-- START INFORMATION SUPPLIED --

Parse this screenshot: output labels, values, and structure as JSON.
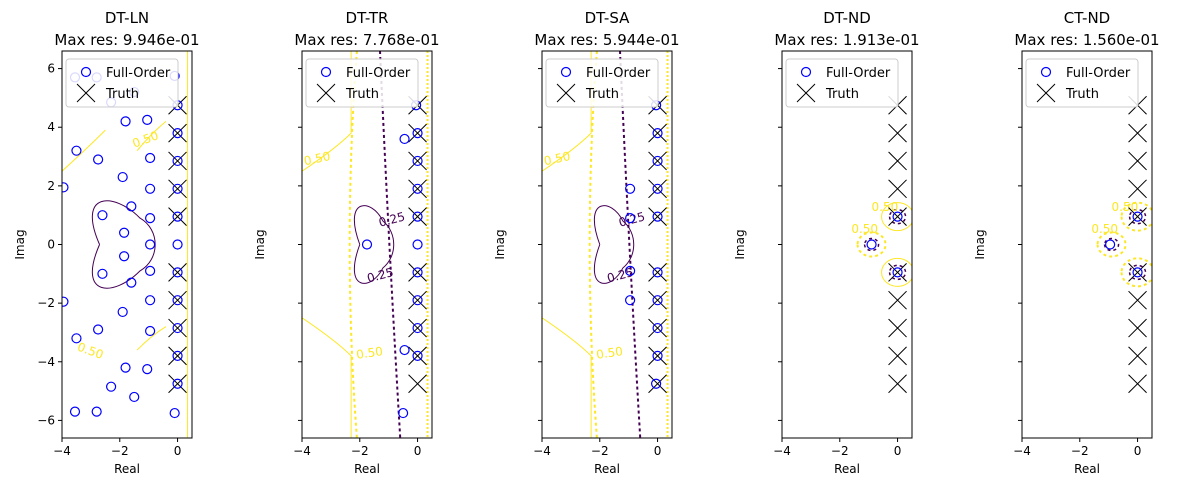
{
  "colors": {
    "full_order_marker": "#0000ff",
    "truth_marker": "#000000",
    "contour_low": "#440154",
    "contour_high": "#fde725"
  },
  "chart_data": [
    {
      "type": "scatter",
      "title": "DT-LN",
      "subtitle": "Max res: 9.946e-01",
      "xlabel": "Real",
      "ylabel": "Imag",
      "xlim": [
        -4,
        0.5
      ],
      "ylim": [
        -6.6,
        6.6
      ],
      "xticks": [
        "-4",
        "-2",
        "0"
      ],
      "yticks": [
        "-6",
        "-4",
        "-2",
        "0",
        "2",
        "4",
        "6"
      ],
      "show_ytick_labels": true,
      "legend": {
        "placement": "top-left",
        "entries": [
          "Full-Order",
          "Truth"
        ]
      },
      "series": [
        {
          "name": "Full-Order",
          "points": [
            [
              -3.95,
              1.95
            ],
            [
              -3.95,
              -1.95
            ],
            [
              -3.55,
              5.7
            ],
            [
              -3.55,
              -5.7
            ],
            [
              -3.5,
              3.2
            ],
            [
              -3.5,
              -3.2
            ],
            [
              -2.8,
              5.7
            ],
            [
              -2.8,
              -5.7
            ],
            [
              -2.75,
              2.9
            ],
            [
              -2.75,
              -2.9
            ],
            [
              -2.6,
              1.0
            ],
            [
              -2.6,
              -1.0
            ],
            [
              -2.3,
              4.85
            ],
            [
              -2.3,
              -4.85
            ],
            [
              -1.9,
              2.3
            ],
            [
              -1.9,
              -2.3
            ],
            [
              -1.85,
              0.4
            ],
            [
              -1.85,
              -0.4
            ],
            [
              -1.8,
              4.2
            ],
            [
              -1.8,
              -4.2
            ],
            [
              -1.6,
              1.3
            ],
            [
              -1.6,
              -1.3
            ],
            [
              -1.5,
              5.2
            ],
            [
              -1.5,
              -5.2
            ],
            [
              -1.05,
              4.25
            ],
            [
              -1.05,
              -4.25
            ],
            [
              -0.95,
              2.95
            ],
            [
              -0.95,
              -2.95
            ],
            [
              -0.95,
              1.9
            ],
            [
              -0.95,
              -1.9
            ],
            [
              -0.95,
              0.9
            ],
            [
              -0.95,
              -0.9
            ],
            [
              -0.95,
              0.0
            ],
            [
              -0.1,
              5.75
            ],
            [
              -0.1,
              -5.75
            ],
            [
              0.0,
              4.75
            ],
            [
              0.0,
              -4.75
            ],
            [
              0.0,
              3.8
            ],
            [
              0.0,
              -3.8
            ],
            [
              0.0,
              2.85
            ],
            [
              0.0,
              -2.85
            ],
            [
              0.0,
              1.9
            ],
            [
              0.0,
              -1.9
            ],
            [
              0.0,
              0.95
            ],
            [
              0.0,
              -0.95
            ],
            [
              0.0,
              0.0
            ]
          ]
        },
        {
          "name": "Truth",
          "points": [
            [
              0,
              4.75
            ],
            [
              0,
              3.8
            ],
            [
              0,
              2.85
            ],
            [
              0,
              1.9
            ],
            [
              0,
              0.95
            ],
            [
              0,
              -0.95
            ],
            [
              0,
              -1.9
            ],
            [
              0,
              -2.85
            ],
            [
              0,
              -3.8
            ],
            [
              0,
              -4.75
            ]
          ]
        }
      ],
      "contour_labels": [
        "0.50",
        "0.50"
      ]
    },
    {
      "type": "scatter",
      "title": "DT-TR",
      "subtitle": "Max res: 7.768e-01",
      "xlabel": "Real",
      "ylabel": "Imag",
      "xlim": [
        -4,
        0.5
      ],
      "ylim": [
        -6.6,
        6.6
      ],
      "xticks": [
        "-4",
        "-2",
        "0"
      ],
      "yticks": [
        "-6",
        "-4",
        "-2",
        "0",
        "2",
        "4",
        "6"
      ],
      "show_ytick_labels": false,
      "legend": {
        "placement": "top-left",
        "entries": [
          "Full-Order",
          "Truth"
        ]
      },
      "series": [
        {
          "name": "Full-Order",
          "points": [
            [
              -1.75,
              0.0
            ],
            [
              -0.45,
              3.6
            ],
            [
              -0.45,
              -3.6
            ],
            [
              -0.5,
              -5.75
            ],
            [
              -0.05,
              4.75
            ],
            [
              0.0,
              3.8
            ],
            [
              0.0,
              -3.8
            ],
            [
              0.0,
              2.85
            ],
            [
              0.0,
              -2.85
            ],
            [
              0.0,
              1.9
            ],
            [
              0.0,
              -1.9
            ],
            [
              0.0,
              0.95
            ],
            [
              0.0,
              -0.95
            ],
            [
              0.0,
              0.0
            ]
          ]
        },
        {
          "name": "Truth",
          "points": [
            [
              0,
              4.75
            ],
            [
              0,
              3.8
            ],
            [
              0,
              2.85
            ],
            [
              0,
              1.9
            ],
            [
              0,
              0.95
            ],
            [
              0,
              -0.95
            ],
            [
              0,
              -1.9
            ],
            [
              0,
              -2.85
            ],
            [
              0,
              -3.8
            ],
            [
              0,
              -4.75
            ]
          ]
        }
      ],
      "contour_labels": [
        "0.50",
        "0.50",
        "0.50",
        "0.25",
        "0.25",
        "0.25",
        "0.25"
      ]
    },
    {
      "type": "scatter",
      "title": "DT-SA",
      "subtitle": "Max res: 5.944e-01",
      "xlabel": "Real",
      "ylabel": "Imag",
      "xlim": [
        -4,
        0.5
      ],
      "ylim": [
        -6.6,
        6.6
      ],
      "xticks": [
        "-4",
        "-2",
        "0"
      ],
      "yticks": [
        "-6",
        "-4",
        "-2",
        "0",
        "2",
        "4",
        "6"
      ],
      "show_ytick_labels": false,
      "legend": {
        "placement": "top-left",
        "entries": [
          "Full-Order",
          "Truth"
        ]
      },
      "series": [
        {
          "name": "Full-Order",
          "points": [
            [
              -0.95,
              1.9
            ],
            [
              -0.95,
              -1.9
            ],
            [
              -0.95,
              0.9
            ],
            [
              -0.95,
              -0.9
            ],
            [
              -0.05,
              4.75
            ],
            [
              0.0,
              3.8
            ],
            [
              0.0,
              -3.8
            ],
            [
              0.0,
              2.85
            ],
            [
              0.0,
              -2.85
            ],
            [
              0.0,
              1.9
            ],
            [
              0.0,
              -1.9
            ],
            [
              0.0,
              0.95
            ],
            [
              0.0,
              -0.95
            ],
            [
              -0.05,
              -4.75
            ]
          ]
        },
        {
          "name": "Truth",
          "points": [
            [
              0,
              4.75
            ],
            [
              0,
              3.8
            ],
            [
              0,
              2.85
            ],
            [
              0,
              1.9
            ],
            [
              0,
              0.95
            ],
            [
              0,
              -0.95
            ],
            [
              0,
              -1.9
            ],
            [
              0,
              -2.85
            ],
            [
              0,
              -3.8
            ],
            [
              0,
              -4.75
            ]
          ]
        }
      ],
      "contour_labels": [
        "0.50",
        "0.50",
        "0.50",
        "0.25",
        "0.25"
      ]
    },
    {
      "type": "scatter",
      "title": "DT-ND",
      "subtitle": "Max res: 1.913e-01",
      "xlabel": "Real",
      "ylabel": "Imag",
      "xlim": [
        -4,
        0.5
      ],
      "ylim": [
        -6.6,
        6.6
      ],
      "xticks": [
        "-4",
        "-2",
        "0"
      ],
      "yticks": [
        "-6",
        "-4",
        "-2",
        "0",
        "2",
        "4",
        "6"
      ],
      "show_ytick_labels": false,
      "legend": {
        "placement": "top-left",
        "entries": [
          "Full-Order",
          "Truth"
        ]
      },
      "series": [
        {
          "name": "Full-Order",
          "points": [
            [
              -0.9,
              0.0
            ],
            [
              0.0,
              0.95
            ],
            [
              0.0,
              -0.95
            ]
          ]
        },
        {
          "name": "Truth",
          "points": [
            [
              0,
              4.75
            ],
            [
              0,
              3.8
            ],
            [
              0,
              2.85
            ],
            [
              0,
              1.9
            ],
            [
              0,
              0.95
            ],
            [
              0,
              -0.95
            ],
            [
              0,
              -1.9
            ],
            [
              0,
              -2.85
            ],
            [
              0,
              -3.8
            ],
            [
              0,
              -4.75
            ]
          ]
        }
      ],
      "contour_labels": [
        "0.50",
        "0.50",
        "0.50",
        "0.50",
        "0.50"
      ]
    },
    {
      "type": "scatter",
      "title": "CT-ND",
      "subtitle": "Max res: 1.560e-01",
      "xlabel": "Real",
      "ylabel": "Imag",
      "xlim": [
        -4,
        0.5
      ],
      "ylim": [
        -6.6,
        6.6
      ],
      "xticks": [
        "-4",
        "-2",
        "0"
      ],
      "yticks": [
        "-6",
        "-4",
        "-2",
        "0",
        "2",
        "4",
        "6"
      ],
      "show_ytick_labels": false,
      "legend": {
        "placement": "top-left",
        "entries": [
          "Full-Order",
          "Truth"
        ]
      },
      "series": [
        {
          "name": "Full-Order",
          "points": [
            [
              -0.95,
              0.0
            ],
            [
              0.0,
              0.95
            ],
            [
              0.0,
              -0.95
            ]
          ]
        },
        {
          "name": "Truth",
          "points": [
            [
              0,
              4.75
            ],
            [
              0,
              3.8
            ],
            [
              0,
              2.85
            ],
            [
              0,
              1.9
            ],
            [
              0,
              0.95
            ],
            [
              0,
              -0.95
            ],
            [
              0,
              -1.9
            ],
            [
              0,
              -2.85
            ],
            [
              0,
              -3.8
            ],
            [
              0,
              -4.75
            ]
          ]
        }
      ],
      "contour_labels": [
        "0.50",
        "0.50"
      ]
    }
  ]
}
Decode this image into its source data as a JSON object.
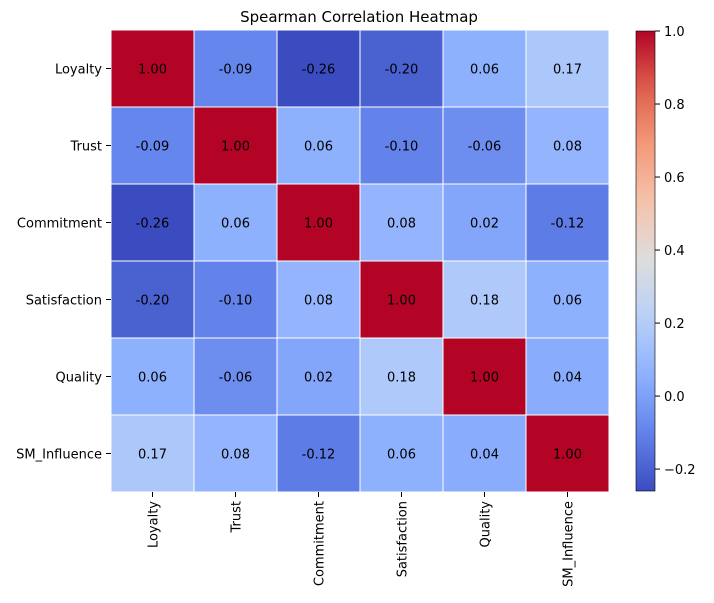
{
  "chart_data": {
    "type": "heatmap",
    "title": "Spearman Correlation Heatmap",
    "x_labels": [
      "Loyalty",
      "Trust",
      "Commitment",
      "Satisfaction",
      "Quality",
      "SM_Influence"
    ],
    "y_labels": [
      "Loyalty",
      "Trust",
      "Commitment",
      "Satisfaction",
      "Quality",
      "SM_Influence"
    ],
    "values": [
      [
        1.0,
        -0.09,
        -0.26,
        -0.2,
        0.06,
        0.17
      ],
      [
        -0.09,
        1.0,
        0.06,
        -0.1,
        -0.06,
        0.08
      ],
      [
        -0.26,
        0.06,
        1.0,
        0.08,
        0.02,
        -0.12
      ],
      [
        -0.2,
        -0.1,
        0.08,
        1.0,
        0.18,
        0.06
      ],
      [
        0.06,
        -0.06,
        0.02,
        0.18,
        1.0,
        0.04
      ],
      [
        0.17,
        0.08,
        -0.12,
        0.06,
        0.04,
        1.0
      ]
    ],
    "value_format": "0.00",
    "colormap": "coolwarm",
    "vmin": -0.26,
    "vmax": 1.0,
    "colorbar_ticks": [
      -0.2,
      0.0,
      0.2,
      0.4,
      0.6,
      0.8,
      1.0
    ],
    "colorbar_tick_labels": [
      "−0.2",
      "0.0",
      "0.2",
      "0.4",
      "0.6",
      "0.8",
      "1.0"
    ],
    "cell_border_color": "#ffffff",
    "legend_placement": "colorbar-right"
  }
}
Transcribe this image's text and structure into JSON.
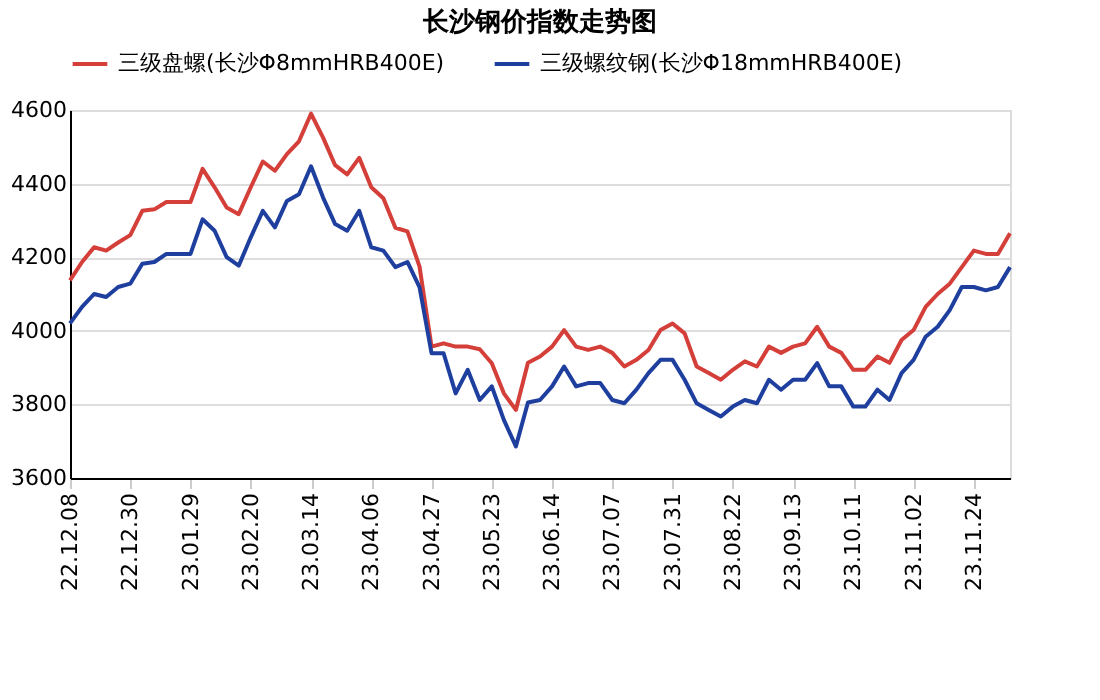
{
  "chart_data": {
    "type": "line",
    "title": "长沙钢价指数走势图",
    "categories": [
      "22.12.08",
      null,
      null,
      null,
      null,
      "22.12.30",
      null,
      null,
      null,
      null,
      "23.01.29",
      null,
      null,
      null,
      null,
      "23.02.20",
      null,
      null,
      null,
      null,
      "23.03.14",
      null,
      null,
      null,
      null,
      "23.04.06",
      null,
      null,
      null,
      null,
      "23.04.27",
      null,
      null,
      null,
      null,
      "23.05.23",
      null,
      null,
      null,
      null,
      "23.06.14",
      null,
      null,
      null,
      null,
      "23.07.07",
      null,
      null,
      null,
      null,
      "23.07.31",
      null,
      null,
      null,
      null,
      "23.08.22",
      null,
      null,
      null,
      null,
      "23.09.13",
      null,
      null,
      null,
      null,
      "23.10.11",
      null,
      null,
      null,
      null,
      "23.11.02",
      null,
      null,
      null,
      null,
      "23.11.24",
      null,
      null,
      null
    ],
    "series": [
      {
        "name": "三级盘螺(长沙Φ8mmHRB400E)",
        "color": "#d43f3a",
        "values": [
          4137,
          4187,
          4227,
          4218,
          4240,
          4260,
          4326,
          4330,
          4350,
          4350,
          4350,
          4440,
          4390,
          4335,
          4317,
          4390,
          4460,
          4435,
          4480,
          4515,
          4590,
          4525,
          4450,
          4425,
          4470,
          4390,
          4360,
          4280,
          4270,
          4175,
          3957,
          3966,
          3957,
          3957,
          3950,
          3912,
          3830,
          3785,
          3913,
          3930,
          3957,
          4002,
          3957,
          3948,
          3957,
          3940,
          3903,
          3921,
          3948,
          4002,
          4020,
          3993,
          3903,
          3885,
          3867,
          3894,
          3917,
          3903,
          3957,
          3940,
          3957,
          3966,
          4011,
          3957,
          3940,
          3894,
          3894,
          3930,
          3913,
          3975,
          4002,
          4065,
          4100,
          4128,
          4173,
          4218,
          4209,
          4209,
          4265
        ]
      },
      {
        "name": "三级螺纹钢(长沙Φ18mmHRB400E)",
        "color": "#1f3f9f",
        "values": [
          4020,
          4065,
          4100,
          4092,
          4119,
          4128,
          4182,
          4187,
          4209,
          4209,
          4209,
          4303,
          4272,
          4200,
          4177,
          4254,
          4326,
          4281,
          4353,
          4371,
          4447,
          4362,
          4290,
          4272,
          4326,
          4227,
          4218,
          4173,
          4187,
          4119,
          3939,
          3939,
          3830,
          3894,
          3812,
          3849,
          3758,
          3686,
          3805,
          3812,
          3849,
          3903,
          3849,
          3858,
          3858,
          3812,
          3803,
          3840,
          3885,
          3921,
          3921,
          3867,
          3803,
          3785,
          3767,
          3794,
          3812,
          3803,
          3867,
          3840,
          3867,
          3867,
          3912,
          3849,
          3849,
          3794,
          3794,
          3840,
          3812,
          3885,
          3921,
          3984,
          4011,
          4056,
          4119,
          4119,
          4110,
          4119,
          4173
        ]
      }
    ],
    "ylim": [
      3600,
      4600
    ],
    "yticks": [
      3600,
      3800,
      4000,
      4200,
      4400,
      4600
    ],
    "grid": "y",
    "legend": "top",
    "line_style": "solid",
    "marker": "none"
  }
}
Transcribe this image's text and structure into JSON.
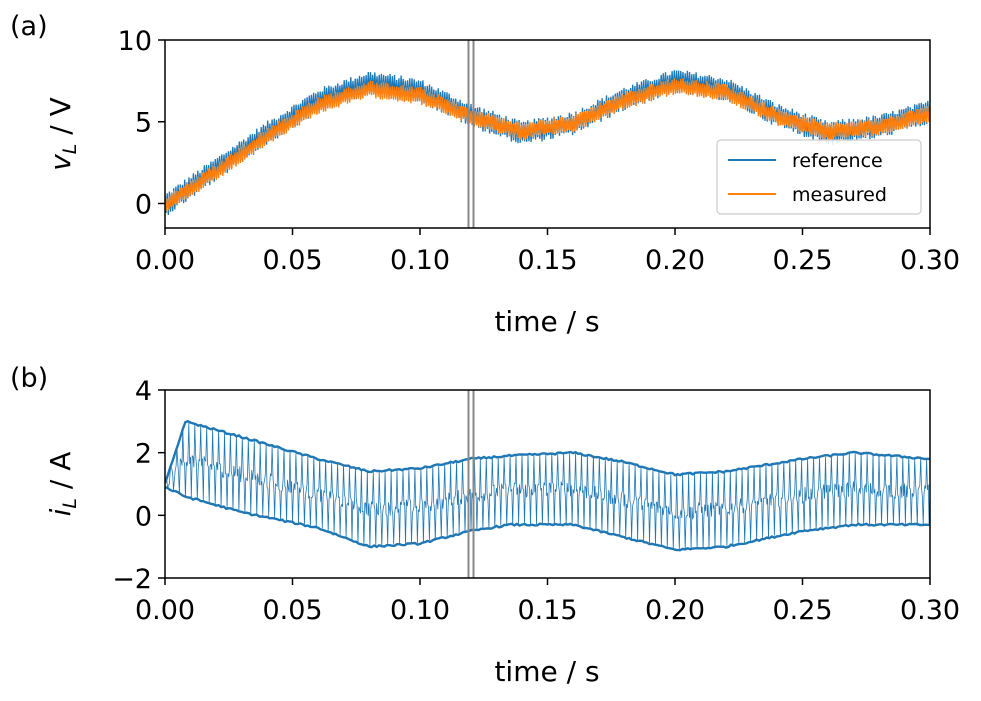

-- END INFORMATION SUPPLIED --

=== EXERCISE BRIEF ===
Copy, from the material, each line that holds the string "this".

=== COMPLETED EXERCISE ===
Parse this screenshot: output labels, values, and structure as JSON.
Decode this image into its source data as a JSON object.
Transcribe this image's text and structure into JSON.
Transcribe this image's text and structure into JSON.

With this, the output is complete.